> **What is asked**: List each line of the data that holds the word "Plot".

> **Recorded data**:

-- -- --

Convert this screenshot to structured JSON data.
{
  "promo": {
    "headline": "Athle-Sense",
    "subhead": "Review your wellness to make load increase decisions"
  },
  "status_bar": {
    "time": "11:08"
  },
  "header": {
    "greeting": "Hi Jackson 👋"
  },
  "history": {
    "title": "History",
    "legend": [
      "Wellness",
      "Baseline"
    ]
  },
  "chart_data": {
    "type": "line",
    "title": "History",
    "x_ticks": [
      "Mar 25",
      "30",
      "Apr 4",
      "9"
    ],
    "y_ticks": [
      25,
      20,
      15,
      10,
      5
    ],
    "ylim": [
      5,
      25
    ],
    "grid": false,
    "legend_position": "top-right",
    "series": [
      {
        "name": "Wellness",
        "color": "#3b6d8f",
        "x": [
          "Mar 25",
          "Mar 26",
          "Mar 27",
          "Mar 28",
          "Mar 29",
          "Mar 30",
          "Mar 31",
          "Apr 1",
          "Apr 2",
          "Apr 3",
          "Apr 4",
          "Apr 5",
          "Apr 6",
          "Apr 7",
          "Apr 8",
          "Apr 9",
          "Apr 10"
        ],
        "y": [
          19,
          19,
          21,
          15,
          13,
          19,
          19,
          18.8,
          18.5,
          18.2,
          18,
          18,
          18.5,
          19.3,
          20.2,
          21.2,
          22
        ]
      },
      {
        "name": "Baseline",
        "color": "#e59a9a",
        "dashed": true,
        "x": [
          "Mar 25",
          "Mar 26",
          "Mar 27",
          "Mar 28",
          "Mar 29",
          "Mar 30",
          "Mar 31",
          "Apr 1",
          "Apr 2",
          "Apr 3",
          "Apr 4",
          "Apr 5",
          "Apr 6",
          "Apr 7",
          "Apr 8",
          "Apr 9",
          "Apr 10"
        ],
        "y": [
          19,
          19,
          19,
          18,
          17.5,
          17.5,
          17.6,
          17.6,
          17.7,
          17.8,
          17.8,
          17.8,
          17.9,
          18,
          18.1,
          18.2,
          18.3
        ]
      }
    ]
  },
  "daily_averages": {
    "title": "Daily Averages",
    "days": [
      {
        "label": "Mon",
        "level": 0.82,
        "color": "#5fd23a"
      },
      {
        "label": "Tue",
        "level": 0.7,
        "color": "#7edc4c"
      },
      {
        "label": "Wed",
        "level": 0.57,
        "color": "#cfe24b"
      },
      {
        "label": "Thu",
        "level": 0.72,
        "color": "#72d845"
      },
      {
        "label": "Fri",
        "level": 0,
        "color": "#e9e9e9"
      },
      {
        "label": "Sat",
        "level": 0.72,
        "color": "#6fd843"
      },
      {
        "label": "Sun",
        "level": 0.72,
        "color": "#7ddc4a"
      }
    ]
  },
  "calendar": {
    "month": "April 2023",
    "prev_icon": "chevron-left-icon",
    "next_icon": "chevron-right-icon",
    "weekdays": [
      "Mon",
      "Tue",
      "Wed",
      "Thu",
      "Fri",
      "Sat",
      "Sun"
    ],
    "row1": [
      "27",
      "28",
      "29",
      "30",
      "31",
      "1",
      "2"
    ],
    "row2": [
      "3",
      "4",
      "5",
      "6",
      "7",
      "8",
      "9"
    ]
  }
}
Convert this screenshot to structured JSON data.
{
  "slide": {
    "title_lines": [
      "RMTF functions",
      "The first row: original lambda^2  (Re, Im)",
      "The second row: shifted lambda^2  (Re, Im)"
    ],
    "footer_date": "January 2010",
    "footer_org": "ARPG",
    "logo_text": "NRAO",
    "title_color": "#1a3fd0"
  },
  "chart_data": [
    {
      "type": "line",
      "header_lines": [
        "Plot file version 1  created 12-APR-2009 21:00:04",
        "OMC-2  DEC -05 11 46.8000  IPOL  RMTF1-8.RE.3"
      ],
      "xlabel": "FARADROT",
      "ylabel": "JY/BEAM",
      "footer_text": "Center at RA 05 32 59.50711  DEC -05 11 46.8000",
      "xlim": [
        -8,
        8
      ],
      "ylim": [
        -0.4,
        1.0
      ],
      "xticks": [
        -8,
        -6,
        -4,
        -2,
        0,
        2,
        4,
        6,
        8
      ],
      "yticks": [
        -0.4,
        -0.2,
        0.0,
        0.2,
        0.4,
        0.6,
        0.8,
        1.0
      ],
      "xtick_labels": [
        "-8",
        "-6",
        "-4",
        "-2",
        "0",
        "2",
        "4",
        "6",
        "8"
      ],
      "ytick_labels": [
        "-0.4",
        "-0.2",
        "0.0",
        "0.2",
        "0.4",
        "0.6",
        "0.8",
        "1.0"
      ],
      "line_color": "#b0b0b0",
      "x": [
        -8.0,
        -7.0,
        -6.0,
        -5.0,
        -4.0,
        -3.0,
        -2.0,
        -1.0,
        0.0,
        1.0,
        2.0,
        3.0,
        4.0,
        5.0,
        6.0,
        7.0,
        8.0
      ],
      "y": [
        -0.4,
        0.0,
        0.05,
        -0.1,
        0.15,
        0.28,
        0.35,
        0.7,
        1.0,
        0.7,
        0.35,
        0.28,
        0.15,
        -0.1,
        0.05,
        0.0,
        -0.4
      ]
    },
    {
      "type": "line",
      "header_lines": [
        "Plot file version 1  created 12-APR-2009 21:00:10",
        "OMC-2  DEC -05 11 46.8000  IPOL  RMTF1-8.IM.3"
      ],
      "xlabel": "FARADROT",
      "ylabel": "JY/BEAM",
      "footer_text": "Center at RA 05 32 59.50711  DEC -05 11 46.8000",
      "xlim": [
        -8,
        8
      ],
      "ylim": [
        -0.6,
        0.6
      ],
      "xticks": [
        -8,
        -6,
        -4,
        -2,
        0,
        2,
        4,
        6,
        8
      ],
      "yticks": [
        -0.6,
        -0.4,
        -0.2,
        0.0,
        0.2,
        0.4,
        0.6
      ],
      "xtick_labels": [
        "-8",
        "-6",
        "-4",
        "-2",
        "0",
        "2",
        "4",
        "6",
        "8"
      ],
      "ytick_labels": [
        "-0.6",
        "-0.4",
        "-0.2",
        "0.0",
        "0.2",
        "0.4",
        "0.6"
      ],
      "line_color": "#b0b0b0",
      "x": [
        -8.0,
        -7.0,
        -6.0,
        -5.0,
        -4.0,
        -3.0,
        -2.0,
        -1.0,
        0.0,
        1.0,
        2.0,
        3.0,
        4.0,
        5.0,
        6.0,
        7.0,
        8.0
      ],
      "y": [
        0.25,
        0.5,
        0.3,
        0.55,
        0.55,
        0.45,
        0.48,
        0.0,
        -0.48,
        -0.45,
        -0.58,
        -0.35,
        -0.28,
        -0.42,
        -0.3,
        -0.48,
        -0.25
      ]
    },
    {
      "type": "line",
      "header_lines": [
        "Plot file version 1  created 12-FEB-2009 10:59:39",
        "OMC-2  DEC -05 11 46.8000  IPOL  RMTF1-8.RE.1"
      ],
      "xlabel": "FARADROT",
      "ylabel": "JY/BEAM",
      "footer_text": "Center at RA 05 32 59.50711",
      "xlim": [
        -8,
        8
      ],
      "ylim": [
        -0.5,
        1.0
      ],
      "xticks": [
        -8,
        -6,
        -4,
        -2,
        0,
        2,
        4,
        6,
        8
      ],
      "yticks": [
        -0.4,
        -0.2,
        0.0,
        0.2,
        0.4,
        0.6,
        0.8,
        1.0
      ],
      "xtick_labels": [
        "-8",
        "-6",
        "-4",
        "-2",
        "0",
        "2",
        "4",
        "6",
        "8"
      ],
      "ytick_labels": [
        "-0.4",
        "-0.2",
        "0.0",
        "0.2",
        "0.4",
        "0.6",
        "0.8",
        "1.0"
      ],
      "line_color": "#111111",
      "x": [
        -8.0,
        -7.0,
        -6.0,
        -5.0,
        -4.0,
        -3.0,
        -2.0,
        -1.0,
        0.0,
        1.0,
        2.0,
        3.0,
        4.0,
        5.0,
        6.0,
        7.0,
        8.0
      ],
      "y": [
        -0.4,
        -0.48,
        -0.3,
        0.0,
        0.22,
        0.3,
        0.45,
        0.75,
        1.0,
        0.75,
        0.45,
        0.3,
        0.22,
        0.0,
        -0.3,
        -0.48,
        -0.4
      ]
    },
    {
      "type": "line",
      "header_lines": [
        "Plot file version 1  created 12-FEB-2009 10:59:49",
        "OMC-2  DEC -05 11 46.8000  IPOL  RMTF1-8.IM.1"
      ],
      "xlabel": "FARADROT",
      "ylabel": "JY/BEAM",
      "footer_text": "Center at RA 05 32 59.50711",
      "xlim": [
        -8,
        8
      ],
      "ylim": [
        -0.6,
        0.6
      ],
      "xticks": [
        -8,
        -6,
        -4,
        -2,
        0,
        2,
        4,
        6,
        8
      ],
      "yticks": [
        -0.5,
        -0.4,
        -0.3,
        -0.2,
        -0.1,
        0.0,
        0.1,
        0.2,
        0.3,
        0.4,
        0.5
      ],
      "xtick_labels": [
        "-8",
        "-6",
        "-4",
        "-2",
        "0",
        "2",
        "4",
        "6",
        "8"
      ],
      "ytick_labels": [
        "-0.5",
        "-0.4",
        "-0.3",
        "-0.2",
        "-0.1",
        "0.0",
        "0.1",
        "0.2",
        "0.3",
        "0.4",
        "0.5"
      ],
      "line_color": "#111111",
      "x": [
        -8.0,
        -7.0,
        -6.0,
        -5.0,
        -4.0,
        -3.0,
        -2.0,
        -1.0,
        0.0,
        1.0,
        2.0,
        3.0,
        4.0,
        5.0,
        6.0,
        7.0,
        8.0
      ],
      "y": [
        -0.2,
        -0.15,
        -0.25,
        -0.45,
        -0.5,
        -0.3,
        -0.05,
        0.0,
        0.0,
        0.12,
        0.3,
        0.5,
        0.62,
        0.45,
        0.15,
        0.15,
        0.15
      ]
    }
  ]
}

-- -- --

> **Solution for this exercise**:
        "Plot file version 1  created 12-APR-2009 21:00:04",
        "Plot file version 1  created 12-APR-2009 21:00:10",
        "Plot file version 1  created 12-FEB-2009 10:59:39",
        "Plot file version 1  created 12-FEB-2009 10:59:49",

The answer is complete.